• _Exercise directions_
Transcribe the material verbatim in full; the pictures do not belong in the copy.

* BEGIN Excerpted records *

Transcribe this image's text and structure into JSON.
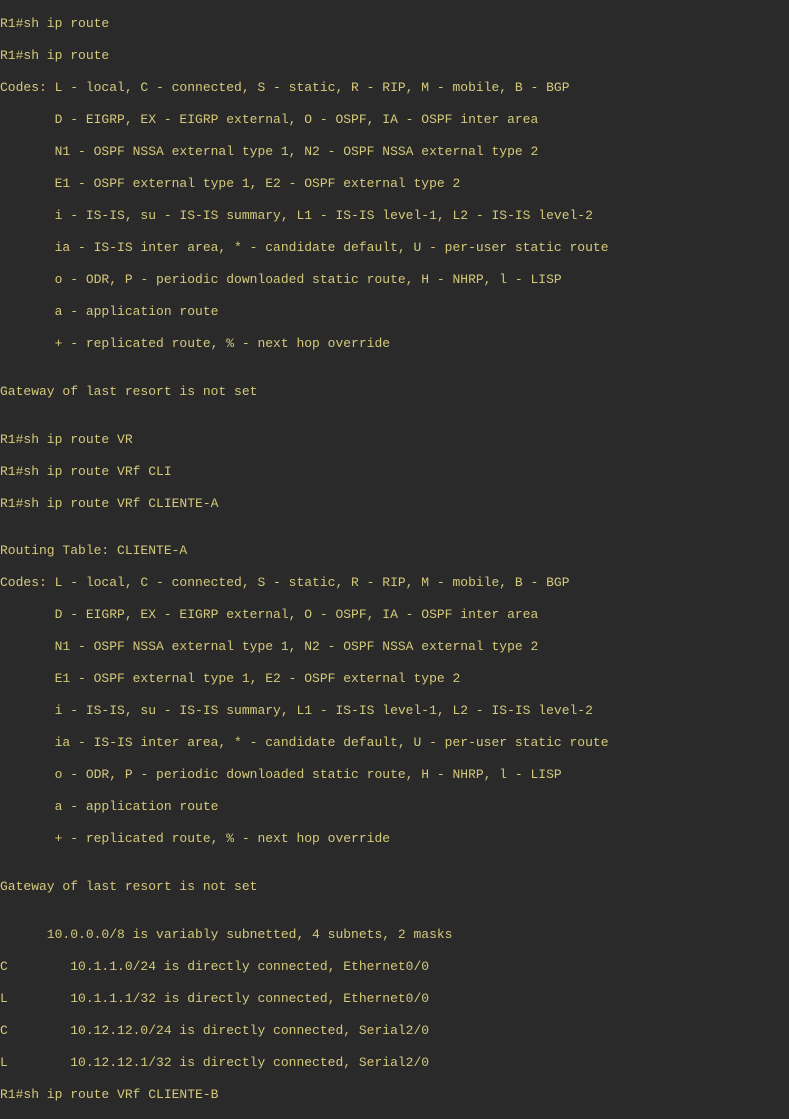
{
  "terminal": {
    "lines": [
      "R1#sh ip route",
      "R1#sh ip route",
      "Codes: L - local, C - connected, S - static, R - RIP, M - mobile, B - BGP",
      "       D - EIGRP, EX - EIGRP external, O - OSPF, IA - OSPF inter area",
      "       N1 - OSPF NSSA external type 1, N2 - OSPF NSSA external type 2",
      "       E1 - OSPF external type 1, E2 - OSPF external type 2",
      "       i - IS-IS, su - IS-IS summary, L1 - IS-IS level-1, L2 - IS-IS level-2",
      "       ia - IS-IS inter area, * - candidate default, U - per-user static route",
      "       o - ODR, P - periodic downloaded static route, H - NHRP, l - LISP",
      "       a - application route",
      "       + - replicated route, % - next hop override",
      "",
      "Gateway of last resort is not set",
      "",
      "R1#sh ip route VR",
      "R1#sh ip route VRf CLI",
      "R1#sh ip route VRf CLIENTE-A",
      "",
      "Routing Table: CLIENTE-A",
      "Codes: L - local, C - connected, S - static, R - RIP, M - mobile, B - BGP",
      "       D - EIGRP, EX - EIGRP external, O - OSPF, IA - OSPF inter area",
      "       N1 - OSPF NSSA external type 1, N2 - OSPF NSSA external type 2",
      "       E1 - OSPF external type 1, E2 - OSPF external type 2",
      "       i - IS-IS, su - IS-IS summary, L1 - IS-IS level-1, L2 - IS-IS level-2",
      "       ia - IS-IS inter area, * - candidate default, U - per-user static route",
      "       o - ODR, P - periodic downloaded static route, H - NHRP, l - LISP",
      "       a - application route",
      "       + - replicated route, % - next hop override",
      "",
      "Gateway of last resort is not set",
      "",
      "      10.0.0.0/8 is variably subnetted, 4 subnets, 2 masks",
      "C        10.1.1.0/24 is directly connected, Ethernet0/0",
      "L        10.1.1.1/32 is directly connected, Ethernet0/0",
      "C        10.12.12.0/24 is directly connected, Serial2/0",
      "L        10.12.12.1/32 is directly connected, Serial2/0",
      "R1#sh ip route VRf CLIENTE-B"
    ]
  }
}
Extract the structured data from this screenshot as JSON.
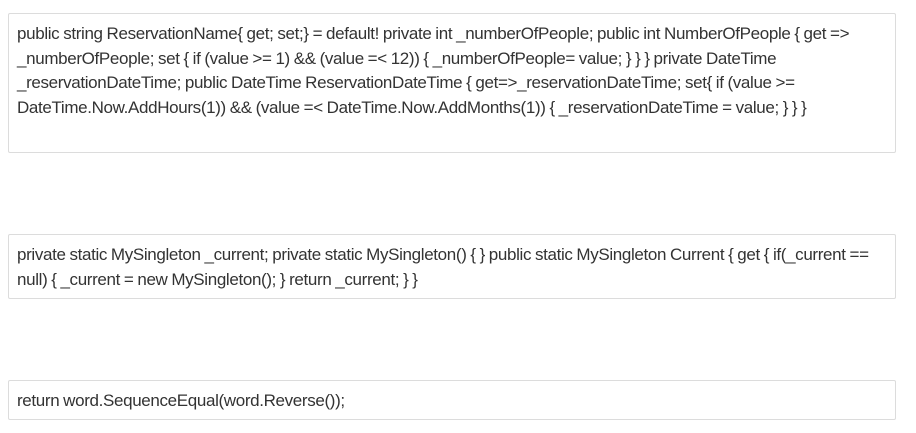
{
  "snippets": [
    {
      "text": "public string ReservationName{ get; set;} = default! private int _numberOfPeople; public int NumberOfPeople { get => _numberOfPeople; set { if (value >= 1) && (value =< 12)) { _numberOfPeople= value; } } } private DateTime _reservationDateTime; public DateTime ReservationDateTime { get=>_reservationDateTime; set{ if (value >= DateTime.Now.AddHours(1)) && (value =< DateTime.Now.AddMonths(1)) { _reservationDateTime = value; } } }"
    },
    {
      "text": "private static MySingleton _current; private static MySingleton() { } public static MySingleton Current { get { if(_current == null) { _current = new MySingleton(); } return _current; } }"
    },
    {
      "text": "return word.SequenceEqual(word.Reverse());"
    }
  ]
}
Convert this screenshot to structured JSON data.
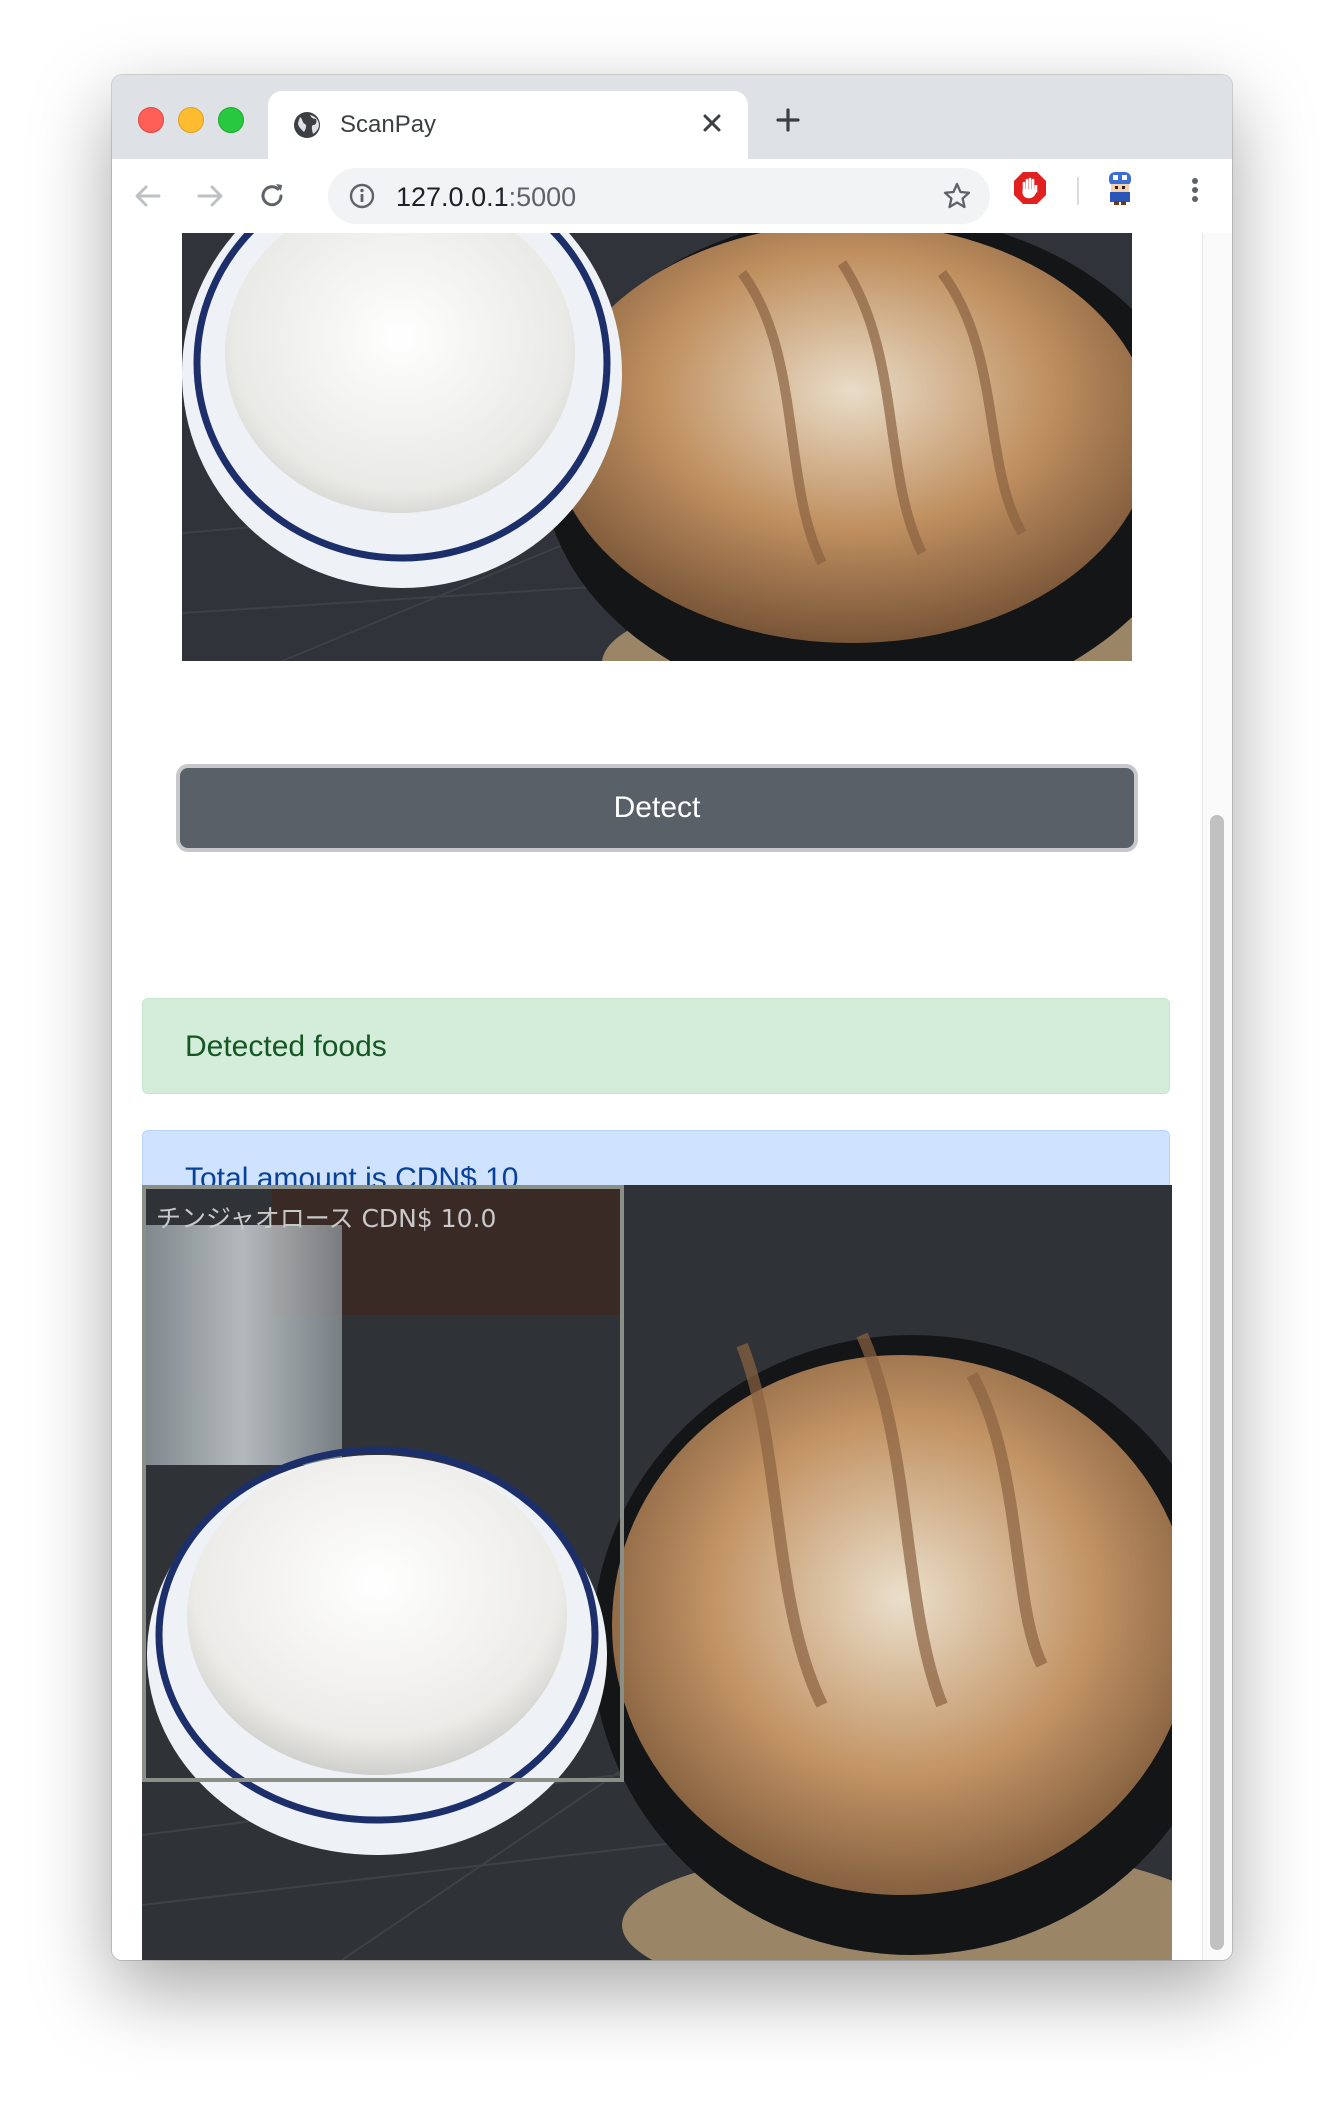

* END Excerpted records *

• _Problem solution_
Transcribe this image's text and structure into JSON.
{
  "terminal": {
    "lines": [
      "R1#sh ip route",
      "R1#sh ip route",
      "Codes: L - local, C - connected, S - static, R - RIP, M - mobile, B - BGP",
      "       D - EIGRP, EX - EIGRP external, O - OSPF, IA - OSPF inter area",
      "       N1 - OSPF NSSA external type 1, N2 - OSPF NSSA external type 2",
      "       E1 - OSPF external type 1, E2 - OSPF external type 2",
      "       i - IS-IS, su - IS-IS summary, L1 - IS-IS level-1, L2 - IS-IS level-2",
      "       ia - IS-IS inter area, * - candidate default, U - per-user static route",
      "       o - ODR, P - periodic downloaded static route, H - NHRP, l - LISP",
      "       a - application route",
      "       + - replicated route, % - next hop override",
      "",
      "Gateway of last resort is not set",
      "",
      "R1#sh ip route VR",
      "R1#sh ip route VRf CLI",
      "R1#sh ip route VRf CLIENTE-A",
      "",
      "Routing Table: CLIENTE-A",
      "Codes: L - local, C - connected, S - static, R - RIP, M - mobile, B - BGP",
      "       D - EIGRP, EX - EIGRP external, O - OSPF, IA - OSPF inter area",
      "       N1 - OSPF NSSA external type 1, N2 - OSPF NSSA external type 2",
      "       E1 - OSPF external type 1, E2 - OSPF external type 2",
      "       i - IS-IS, su - IS-IS summary, L1 - IS-IS level-1, L2 - IS-IS level-2",
      "       ia - IS-IS inter area, * - candidate default, U - per-user static route",
      "       o - ODR, P - periodic downloaded static route, H - NHRP, l - LISP",
      "       a - application route",
      "       + - replicated route, % - next hop override",
      "",
      "Gateway of last resort is not set",
      "",
      "      10.0.0.0/8 is variably subnetted, 4 subnets, 2 masks",
      "C        10.1.1.0/24 is directly connected, Ethernet0/0",
      "L        10.1.1.1/32 is directly connected, Ethernet0/0",
      "C        10.12.12.0/24 is directly connected, Serial2/0",
      "L        10.12.12.1/32 is directly connected, Serial2/0",
      "R1#sh ip route VRf CLIENTE-B"
    ]
  }
}
Extract the structured data from this screenshot as JSON.
{
  "snippets": [
    {
      "text": "public string ReservationName{ get; set;} = default! private int _numberOfPeople; public int NumberOfPeople { get => _numberOfPeople; set { if (value >= 1) && (value =< 12)) { _numberOfPeople= value; } } } private DateTime _reservationDateTime; public DateTime ReservationDateTime { get=>_reservationDateTime; set{ if (value >= DateTime.Now.AddHours(1)) && (value =< DateTime.Now.AddMonths(1)) { _reservationDateTime = value; } } }"
    },
    {
      "text": "private static MySingleton _current; private static MySingleton() { } public static MySingleton Current { get { if(_current == null) { _current = new MySingleton(); } return _current; } }"
    },
    {
      "text": "return word.SequenceEqual(word.Reverse());"
    }
  ]
}
Convert this screenshot to structured JSON data.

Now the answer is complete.